# DOCUMENT EXTRACT:
▬▬▬▬▬▬▬▬▬▬
Students who knew him as far back as middle school remember a dramatically uncommunicative boy who never spoke, not even to teachers. Some remember classmates derisively offering dollar bills to Cho if he would just talk. The band director would urge him to play his trombone more loudly and to hold his head up.
"Teachers would call on him, and he wouldn't respond," recalled Sam Linton, 21, a freshman at New River Community College near Virginia Tech, who attended classes and shared a homeroom with Cho at Stone Middle School in Centreville. "He would just sit there until they would call on somebody else."
James Duffy, 21, a Virginia Tech junior who also attended Stone, said the first time he ever heard Cho speak was on television Wednesday night, when NBC aired the recordings he had mailed in the middle of the rampage.
"That was also the first time I ever saw an expression on his face," Duffy recalled.
▬▬▬▬▬▬▬▬▬▬
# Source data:
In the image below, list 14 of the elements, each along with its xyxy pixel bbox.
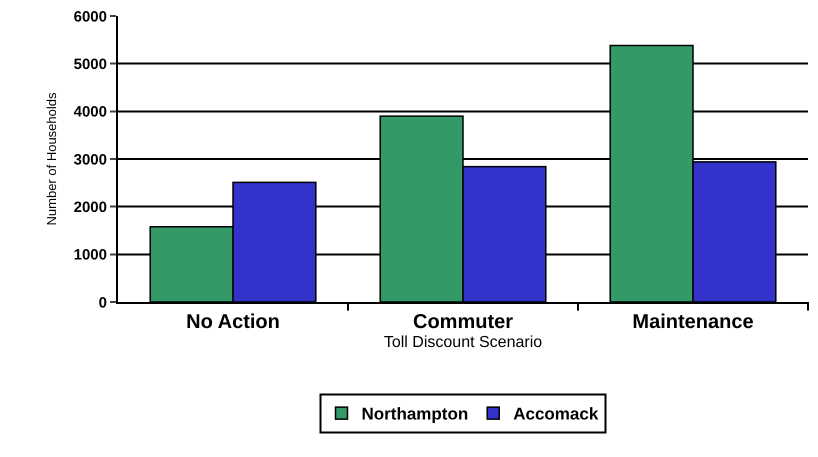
y-tick-label: 0 [98,294,107,312]
y-axis-title: Number of Households [44,92,60,226]
y-tick-label: 1000 [74,246,107,264]
x-axis-title: Toll Discount Scenario [384,334,542,352]
legend-label: Northampton [362,404,468,424]
x-tick-label: Commuter [412,311,514,333]
y-tick-label: 5000 [74,56,107,73]
y-tick-label: 6000 [74,8,107,26]
y-tick-label: 3000 [74,151,107,168]
legend-label: Accomack [513,404,599,424]
x-tick-label: Maintenance [632,311,754,333]
x-tick-label: No Action [186,311,280,333]
y-tick-label: 4000 [74,104,107,121]
y-tick-label: 2000 [74,198,107,216]
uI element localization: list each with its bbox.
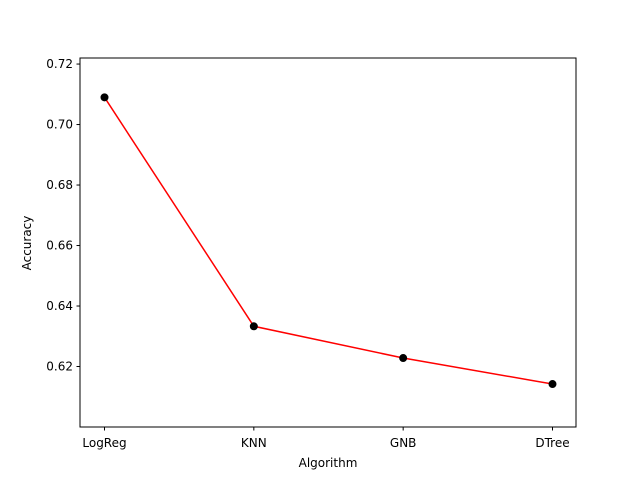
series-markers <box>100 93 557 389</box>
data-point-dtree <box>548 380 557 389</box>
data-point-logreg <box>100 93 109 102</box>
x-axis: LogReg KNN GNB DTree <box>82 427 570 450</box>
x-tick-label: KNN <box>241 436 267 450</box>
x-tick-label: LogReg <box>82 436 126 450</box>
y-tick-label: 0.66 <box>46 239 73 253</box>
data-point-knn <box>249 322 258 331</box>
x-axis-label: Algorithm <box>299 456 358 470</box>
x-tick-label: GNB <box>390 436 417 450</box>
series-line <box>103 96 553 385</box>
x-tick-label: DTree <box>535 436 569 450</box>
y-tick-label: 0.62 <box>46 360 73 374</box>
data-point-gnb <box>399 354 408 363</box>
y-tick-label: 0.68 <box>46 178 73 192</box>
plot-area <box>79 57 577 428</box>
y-tick-label: 0.70 <box>46 118 73 132</box>
y-tick-label: 0.64 <box>46 299 73 313</box>
y-tick-label: 0.72 <box>46 57 73 71</box>
y-axis-label: Accuracy <box>20 216 34 271</box>
y-axis: 0.62 0.64 0.66 0.68 0.70 0.72 <box>46 57 80 374</box>
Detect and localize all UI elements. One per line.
▬▬▬▬▬▬▬▬▬▬
# TASKS TO COMPLETE:
1/ Based on the excerpt about Cho's former schoolmates, explain why James Duffy first heard Cho speak on television on Wednesday night.
2/ Rewrite all of the records with every instance of "x-tick-label" changed to "x-axis-tick" and nothing else altered, leaving the pictures out.

# RESPONSES TO THE TASKS:
1/ Duffy had never heard Cho speak in person. NBC aired the recordings Cho had mailed in the middle of the rampage on Wednesday night, so that broadcast was the first time Duffy heard his voice.

2/
In the image below, list 14 of the elements, each along with its xyxy pixel bbox.
y-tick-label: 0 [98,294,107,312]
y-axis-title: Number of Households [44,92,60,226]
y-tick-label: 1000 [74,246,107,264]
x-axis-title: Toll Discount Scenario [384,334,542,352]
legend-label: Northampton [362,404,468,424]
x-axis-tick: Commuter [412,311,514,333]
y-tick-label: 5000 [74,56,107,73]
y-tick-label: 6000 [74,8,107,26]
y-tick-label: 3000 [74,151,107,168]
legend-label: Accomack [513,404,599,424]
x-axis-tick: Maintenance [632,311,754,333]
x-axis-tick: No Action [186,311,280,333]
y-tick-label: 4000 [74,104,107,121]
y-tick-label: 2000 [74,198,107,216]
uI element localization: list each with its bbox.
series-markers <box>100 93 557 389</box>
data-point-dtree <box>548 380 557 389</box>
data-point-logreg <box>100 93 109 102</box>
x-axis: LogReg KNN GNB DTree <box>82 427 570 450</box>
x-axis-tick: KNN <box>241 436 267 450</box>
x-axis-tick: LogReg <box>82 436 126 450</box>
y-tick-label: 0.66 <box>46 239 73 253</box>
data-point-knn <box>249 322 258 331</box>
x-axis-label: Algorithm <box>299 456 358 470</box>
x-axis-tick: GNB <box>390 436 417 450</box>
series-line <box>103 96 553 385</box>
x-axis-tick: DTree <box>535 436 569 450</box>
y-tick-label: 0.62 <box>46 360 73 374</box>
data-point-gnb <box>399 354 408 363</box>
y-tick-label: 0.68 <box>46 178 73 192</box>
plot-area <box>79 57 577 428</box>
y-tick-label: 0.70 <box>46 118 73 132</box>
y-tick-label: 0.64 <box>46 299 73 313</box>
y-tick-label: 0.72 <box>46 57 73 71</box>
y-axis-label: Accuracy <box>20 216 34 271</box>
y-axis: 0.62 0.64 0.66 0.68 0.70 0.72 <box>46 57 80 374</box>
Detect and localize all UI elements. One per line.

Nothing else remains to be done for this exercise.